### [What you should do]
Write out the complete material exactly as it stands.

--- Start Data for this exercise ---

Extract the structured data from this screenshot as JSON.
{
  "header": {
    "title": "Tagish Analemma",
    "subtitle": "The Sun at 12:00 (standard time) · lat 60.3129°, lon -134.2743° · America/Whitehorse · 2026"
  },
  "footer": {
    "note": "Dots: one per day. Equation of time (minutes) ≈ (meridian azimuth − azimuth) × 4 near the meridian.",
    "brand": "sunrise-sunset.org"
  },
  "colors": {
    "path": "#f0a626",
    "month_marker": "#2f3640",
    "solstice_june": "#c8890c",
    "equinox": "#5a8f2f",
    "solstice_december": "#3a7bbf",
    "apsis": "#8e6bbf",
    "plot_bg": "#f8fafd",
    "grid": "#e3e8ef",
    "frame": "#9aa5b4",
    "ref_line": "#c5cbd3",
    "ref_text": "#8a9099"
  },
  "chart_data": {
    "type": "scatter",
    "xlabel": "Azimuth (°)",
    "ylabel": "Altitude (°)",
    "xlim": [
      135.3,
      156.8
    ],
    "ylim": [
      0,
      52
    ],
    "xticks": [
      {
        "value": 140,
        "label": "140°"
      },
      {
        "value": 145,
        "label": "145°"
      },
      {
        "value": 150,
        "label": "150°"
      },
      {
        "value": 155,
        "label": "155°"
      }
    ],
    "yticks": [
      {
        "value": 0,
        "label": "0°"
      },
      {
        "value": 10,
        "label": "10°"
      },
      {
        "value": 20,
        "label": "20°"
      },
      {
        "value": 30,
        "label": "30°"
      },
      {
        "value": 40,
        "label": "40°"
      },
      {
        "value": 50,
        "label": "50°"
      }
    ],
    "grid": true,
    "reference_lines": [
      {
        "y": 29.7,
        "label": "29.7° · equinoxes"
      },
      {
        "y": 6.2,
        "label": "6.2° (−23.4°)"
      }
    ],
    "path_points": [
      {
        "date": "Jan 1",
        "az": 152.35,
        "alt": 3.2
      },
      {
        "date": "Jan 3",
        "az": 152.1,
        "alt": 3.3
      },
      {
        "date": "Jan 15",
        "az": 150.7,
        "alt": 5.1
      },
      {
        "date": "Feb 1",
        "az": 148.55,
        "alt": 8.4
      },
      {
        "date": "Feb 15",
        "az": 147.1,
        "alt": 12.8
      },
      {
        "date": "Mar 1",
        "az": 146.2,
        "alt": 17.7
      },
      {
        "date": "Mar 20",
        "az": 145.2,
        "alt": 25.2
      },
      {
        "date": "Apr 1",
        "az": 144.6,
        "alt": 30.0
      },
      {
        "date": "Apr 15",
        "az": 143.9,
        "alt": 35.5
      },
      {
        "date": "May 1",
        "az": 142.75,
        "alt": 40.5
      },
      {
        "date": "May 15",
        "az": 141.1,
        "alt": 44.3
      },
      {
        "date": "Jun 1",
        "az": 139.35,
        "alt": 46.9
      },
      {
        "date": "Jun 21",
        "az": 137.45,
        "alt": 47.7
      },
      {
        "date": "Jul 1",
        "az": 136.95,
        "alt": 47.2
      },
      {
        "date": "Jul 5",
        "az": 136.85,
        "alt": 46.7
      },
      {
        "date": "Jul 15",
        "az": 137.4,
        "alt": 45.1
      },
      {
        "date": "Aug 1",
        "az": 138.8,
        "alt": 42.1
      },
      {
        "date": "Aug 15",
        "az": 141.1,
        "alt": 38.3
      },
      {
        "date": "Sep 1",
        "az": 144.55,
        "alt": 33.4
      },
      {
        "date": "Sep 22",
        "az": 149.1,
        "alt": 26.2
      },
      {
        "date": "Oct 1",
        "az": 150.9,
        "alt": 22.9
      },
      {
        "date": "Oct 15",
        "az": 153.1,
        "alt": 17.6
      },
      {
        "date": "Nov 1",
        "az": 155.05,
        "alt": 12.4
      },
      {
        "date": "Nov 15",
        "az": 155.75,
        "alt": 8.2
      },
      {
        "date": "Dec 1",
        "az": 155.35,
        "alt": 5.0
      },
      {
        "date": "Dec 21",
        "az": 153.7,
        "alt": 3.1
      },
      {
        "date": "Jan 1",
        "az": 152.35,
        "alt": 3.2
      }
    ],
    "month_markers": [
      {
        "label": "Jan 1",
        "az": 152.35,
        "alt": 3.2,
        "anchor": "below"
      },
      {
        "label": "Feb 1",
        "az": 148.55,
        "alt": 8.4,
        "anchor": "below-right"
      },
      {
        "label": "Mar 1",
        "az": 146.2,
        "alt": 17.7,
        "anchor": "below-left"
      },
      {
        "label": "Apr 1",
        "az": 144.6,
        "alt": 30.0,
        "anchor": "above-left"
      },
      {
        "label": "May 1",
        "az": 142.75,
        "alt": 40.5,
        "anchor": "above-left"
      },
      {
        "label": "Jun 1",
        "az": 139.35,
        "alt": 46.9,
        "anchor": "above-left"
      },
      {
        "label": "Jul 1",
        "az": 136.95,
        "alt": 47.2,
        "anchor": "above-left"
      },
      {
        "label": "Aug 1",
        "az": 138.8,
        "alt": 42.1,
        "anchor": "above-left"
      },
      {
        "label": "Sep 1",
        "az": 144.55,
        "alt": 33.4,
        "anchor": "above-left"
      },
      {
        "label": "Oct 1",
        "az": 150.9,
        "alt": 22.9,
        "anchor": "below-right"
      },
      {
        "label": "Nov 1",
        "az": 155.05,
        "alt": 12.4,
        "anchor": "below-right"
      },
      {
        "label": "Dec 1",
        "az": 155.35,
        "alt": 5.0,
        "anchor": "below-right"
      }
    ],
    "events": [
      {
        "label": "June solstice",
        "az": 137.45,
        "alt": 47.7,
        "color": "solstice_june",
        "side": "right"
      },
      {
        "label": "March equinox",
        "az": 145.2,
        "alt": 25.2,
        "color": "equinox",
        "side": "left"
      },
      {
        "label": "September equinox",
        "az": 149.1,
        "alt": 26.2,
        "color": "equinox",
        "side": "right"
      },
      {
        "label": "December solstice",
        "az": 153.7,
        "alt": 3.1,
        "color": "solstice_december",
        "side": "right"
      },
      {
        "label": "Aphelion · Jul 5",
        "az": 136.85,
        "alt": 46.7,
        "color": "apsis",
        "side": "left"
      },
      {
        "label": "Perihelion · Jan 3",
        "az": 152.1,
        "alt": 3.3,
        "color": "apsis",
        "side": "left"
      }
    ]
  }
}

--- End Data for this exercise ---

### [Full output]
Extract the structured data from this screenshot as JSON.
{
  "header": {
    "title": "Tagish Analemma",
    "subtitle": "The Sun at 12:00 (standard time) · lat 60.3129°, lon -134.2743° · America/Whitehorse · 2026"
  },
  "footer": {
    "note": "Dots: one per day. Equation of time (minutes) ≈ (meridian azimuth − azimuth) × 4 near the meridian.",
    "brand": "sunrise-sunset.org"
  },
  "colors": {
    "path": "#f0a626",
    "month_marker": "#2f3640",
    "solstice_june": "#c8890c",
    "equinox": "#5a8f2f",
    "solstice_december": "#3a7bbf",
    "apsis": "#8e6bbf",
    "plot_bg": "#f8fafd",
    "grid": "#e3e8ef",
    "frame": "#9aa5b4",
    "ref_line": "#c5cbd3",
    "ref_text": "#8a9099"
  },
  "chart_data": {
    "type": "scatter",
    "xlabel": "Azimuth (°)",
    "ylabel": "Altitude (°)",
    "xlim": [
      135.3,
      156.8
    ],
    "ylim": [
      0,
      52
    ],
    "xticks": [
      {
        "value": 140,
        "label": "140°"
      },
      {
        "value": 145,
        "label": "145°"
      },
      {
        "value": 150,
        "label": "150°"
      },
      {
        "value": 155,
        "label": "155°"
      }
    ],
    "yticks": [
      {
        "value": 0,
        "label": "0°"
      },
      {
        "value": 10,
        "label": "10°"
      },
      {
        "value": 20,
        "label": "20°"
      },
      {
        "value": 30,
        "label": "30°"
      },
      {
        "value": 40,
        "label": "40°"
      },
      {
        "value": 50,
        "label": "50°"
      }
    ],
    "grid": true,
    "reference_lines": [
      {
        "y": 29.7,
        "label": "29.7° · equinoxes"
      },
      {
        "y": 6.2,
        "label": "6.2° (−23.4°)"
      }
    ],
    "path_points": [
      {
        "date": "Jan 1",
        "az": 152.35,
        "alt": 3.2
      },
      {
        "date": "Jan 3",
        "az": 152.1,
        "alt": 3.3
      },
      {
        "date": "Jan 15",
        "az": 150.7,
        "alt": 5.1
      },
      {
        "date": "Feb 1",
        "az": 148.55,
        "alt": 8.4
      },
      {
        "date": "Feb 15",
        "az": 147.1,
        "alt": 12.8
      },
      {
        "date": "Mar 1",
        "az": 146.2,
        "alt": 17.7
      },
      {
        "date": "Mar 20",
        "az": 145.2,
        "alt": 25.2
      },
      {
        "date": "Apr 1",
        "az": 144.6,
        "alt": 30.0
      },
      {
        "date": "Apr 15",
        "az": 143.9,
        "alt": 35.5
      },
      {
        "date": "May 1",
        "az": 142.75,
        "alt": 40.5
      },
      {
        "date": "May 15",
        "az": 141.1,
        "alt": 44.3
      },
      {
        "date": "Jun 1",
        "az": 139.35,
        "alt": 46.9
      },
      {
        "date": "Jun 21",
        "az": 137.45,
        "alt": 47.7
      },
      {
        "date": "Jul 1",
        "az": 136.95,
        "alt": 47.2
      },
      {
        "date": "Jul 5",
        "az": 136.85,
        "alt": 46.7
      },
      {
        "date": "Jul 15",
        "az": 137.4,
        "alt": 45.1
      },
      {
        "date": "Aug 1",
        "az": 138.8,
        "alt": 42.1
      },
      {
        "date": "Aug 15",
        "az": 141.1,
        "alt": 38.3
      },
      {
        "date": "Sep 1",
        "az": 144.55,
        "alt": 33.4
      },
      {
        "date": "Sep 22",
        "az": 149.1,
        "alt": 26.2
      },
      {
        "date": "Oct 1",
        "az": 150.9,
        "alt": 22.9
      },
      {
        "date": "Oct 15",
        "az": 153.1,
        "alt": 17.6
      },
      {
        "date": "Nov 1",
        "az": 155.05,
        "alt": 12.4
      },
      {
        "date": "Nov 15",
        "az": 155.75,
        "alt": 8.2
      },
      {
        "date": "Dec 1",
        "az": 155.35,
        "alt": 5.0
      },
      {
        "date": "Dec 21",
        "az": 153.7,
        "alt": 3.1
      },
      {
        "date": "Jan 1",
        "az": 152.35,
        "alt": 3.2
      }
    ],
    "month_markers": [
      {
        "label": "Jan 1",
        "az": 152.35,
        "alt": 3.2,
        "anchor": "below"
      },
      {
        "label": "Feb 1",
        "az": 148.55,
        "alt": 8.4,
        "anchor": "below-right"
      },
      {
        "label": "Mar 1",
        "az": 146.2,
        "alt": 17.7,
        "anchor": "below-left"
      },
      {
        "label": "Apr 1",
        "az": 144.6,
        "alt": 30.0,
        "anchor": "above-left"
      },
      {
        "label": "May 1",
        "az": 142.75,
        "alt": 40.5,
        "anchor": "above-left"
      },
      {
        "label": "Jun 1",
        "az": 139.35,
        "alt": 46.9,
        "anchor": "above-left"
      },
      {
        "label": "Jul 1",
        "az": 136.95,
        "alt": 47.2,
        "anchor": "above-left"
      },
      {
        "label": "Aug 1",
        "az": 138.8,
        "alt": 42.1,
        "anchor": "above-left"
      },
      {
        "label": "Sep 1",
        "az": 144.55,
        "alt": 33.4,
        "anchor": "above-left"
      },
      {
        "label": "Oct 1",
        "az": 150.9,
        "alt": 22.9,
        "anchor": "below-right"
      },
      {
        "label": "Nov 1",
        "az": 155.05,
        "alt": 12.4,
        "anchor": "below-right"
      },
      {
        "label": "Dec 1",
        "az": 155.35,
        "alt": 5.0,
        "anchor": "below-right"
      }
    ],
    "events": [
      {
        "label": "June solstice",
        "az": 137.45,
        "alt": 47.7,
        "color": "solstice_june",
        "side": "right"
      },
      {
        "label": "March equinox",
        "az": 145.2,
        "alt": 25.2,
        "color": "equinox",
        "side": "left"
      },
      {
        "label": "September equinox",
        "az": 149.1,
        "alt": 26.2,
        "color": "equinox",
        "side": "right"
      },
      {
        "label": "December solstice",
        "az": 153.7,
        "alt": 3.1,
        "color": "solstice_december",
        "side": "right"
      },
      {
        "label": "Aphelion · Jul 5",
        "az": 136.85,
        "alt": 46.7,
        "color": "apsis",
        "side": "left"
      },
      {
        "label": "Perihelion · Jan 3",
        "az": 152.1,
        "alt": 3.3,
        "color": "apsis",
        "side": "left"
      }
    ]
  }
}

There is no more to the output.